WORK TO BE COMPLETED -> Output each line of the material exactly as it stands.

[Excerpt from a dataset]
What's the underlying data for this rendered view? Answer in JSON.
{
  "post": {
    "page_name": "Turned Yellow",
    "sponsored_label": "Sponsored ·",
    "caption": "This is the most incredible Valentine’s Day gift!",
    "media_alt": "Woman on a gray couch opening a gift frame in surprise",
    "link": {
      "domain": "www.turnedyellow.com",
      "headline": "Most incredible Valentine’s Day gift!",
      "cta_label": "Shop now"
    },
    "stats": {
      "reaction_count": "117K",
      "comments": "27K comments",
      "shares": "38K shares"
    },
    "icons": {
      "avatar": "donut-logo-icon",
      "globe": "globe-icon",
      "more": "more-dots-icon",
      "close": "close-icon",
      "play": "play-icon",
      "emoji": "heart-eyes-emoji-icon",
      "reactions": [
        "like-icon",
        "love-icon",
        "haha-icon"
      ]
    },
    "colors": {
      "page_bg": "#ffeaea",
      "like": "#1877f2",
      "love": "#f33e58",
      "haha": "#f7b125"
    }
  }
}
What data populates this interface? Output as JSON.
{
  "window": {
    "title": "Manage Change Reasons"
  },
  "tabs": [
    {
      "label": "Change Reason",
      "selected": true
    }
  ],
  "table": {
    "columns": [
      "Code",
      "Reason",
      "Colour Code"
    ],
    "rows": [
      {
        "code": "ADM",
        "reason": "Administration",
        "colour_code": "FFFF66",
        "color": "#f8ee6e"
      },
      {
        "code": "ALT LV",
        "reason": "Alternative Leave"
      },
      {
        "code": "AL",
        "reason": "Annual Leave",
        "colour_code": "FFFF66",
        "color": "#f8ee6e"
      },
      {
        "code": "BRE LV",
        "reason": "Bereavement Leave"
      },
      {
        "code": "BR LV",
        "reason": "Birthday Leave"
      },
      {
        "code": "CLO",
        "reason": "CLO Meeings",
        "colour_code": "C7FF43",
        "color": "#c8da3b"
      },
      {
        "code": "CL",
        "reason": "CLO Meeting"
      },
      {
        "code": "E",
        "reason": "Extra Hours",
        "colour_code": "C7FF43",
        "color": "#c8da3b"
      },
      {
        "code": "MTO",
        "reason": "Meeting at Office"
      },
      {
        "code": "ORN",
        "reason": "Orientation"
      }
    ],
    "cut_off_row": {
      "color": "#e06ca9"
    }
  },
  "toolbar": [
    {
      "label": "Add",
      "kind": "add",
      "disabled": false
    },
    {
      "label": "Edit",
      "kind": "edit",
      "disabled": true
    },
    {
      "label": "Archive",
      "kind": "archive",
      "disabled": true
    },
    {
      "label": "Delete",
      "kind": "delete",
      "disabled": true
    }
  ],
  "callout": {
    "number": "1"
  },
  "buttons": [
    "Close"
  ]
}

REPLY ->
What's the underlying data for this rendered view? Answer in JSON.
{
  "post": {
    "page_name": "Turned Yellow",
    "sponsored_label": "Sponsored ·",
    "caption": "This is the most incredible Valentine’s Day gift!",
    "media_alt": "Woman on a gray couch opening a gift frame in surprise",
    "link": {
      "domain": "www.turnedyellow.com",
      "headline": "Most incredible Valentine’s Day gift!",
      "cta_label": "Shop now"
    },
    "stats": {
      "reaction_count": "117K",
      "comments": "27K comments",
      "shares": "38K shares"
    },
    "icons": {
      "avatar": "donut-logo-icon",
      "globe": "globe-icon",
      "more": "more-dots-icon",
      "close": "close-icon",
      "play": "play-icon",
      "emoji": "heart-eyes-emoji-icon",
      "reactions": [
        "like-icon",
        "love-icon",
        "haha-icon"
      ]
    },
    "colors": {
      "page_bg": "#ffeaea",
      "like": "#1877f2",
      "love": "#f33e58",
      "haha": "#f7b125"
    }
  }
}
What data populates this interface? Output as JSON.
{
  "window": {
    "title": "Manage Change Reasons"
  },
  "tabs": [
    {
      "label": "Change Reason",
      "selected": true
    }
  ],
  "table": {
    "columns": [
      "Code",
      "Reason",
      "Colour Code"
    ],
    "rows": [
      {
        "code": "ADM",
        "reason": "Administration",
        "colour_code": "FFFF66",
        "color": "#f8ee6e"
      },
      {
        "code": "ALT LV",
        "reason": "Alternative Leave"
      },
      {
        "code": "AL",
        "reason": "Annual Leave",
        "colour_code": "FFFF66",
        "color": "#f8ee6e"
      },
      {
        "code": "BRE LV",
        "reason": "Bereavement Leave"
      },
      {
        "code": "BR LV",
        "reason": "Birthday Leave"
      },
      {
        "code": "CLO",
        "reason": "CLO Meeings",
        "colour_code": "C7FF43",
        "color": "#c8da3b"
      },
      {
        "code": "CL",
        "reason": "CLO Meeting"
      },
      {
        "code": "E",
        "reason": "Extra Hours",
        "colour_code": "C7FF43",
        "color": "#c8da3b"
      },
      {
        "code": "MTO",
        "reason": "Meeting at Office"
      },
      {
        "code": "ORN",
        "reason": "Orientation"
      }
    ],
    "cut_off_row": {
      "color": "#e06ca9"
    }
  },
  "toolbar": [
    {
      "label": "Add",
      "kind": "add",
      "disabled": false
    },
    {
      "label": "Edit",
      "kind": "edit",
      "disabled": true
    },
    {
      "label": "Archive",
      "kind": "archive",
      "disabled": true
    },
    {
      "label": "Delete",
      "kind": "delete",
      "disabled": true
    }
  ],
  "callout": {
    "number": "1"
  },
  "buttons": [
    "Close"
  ]
}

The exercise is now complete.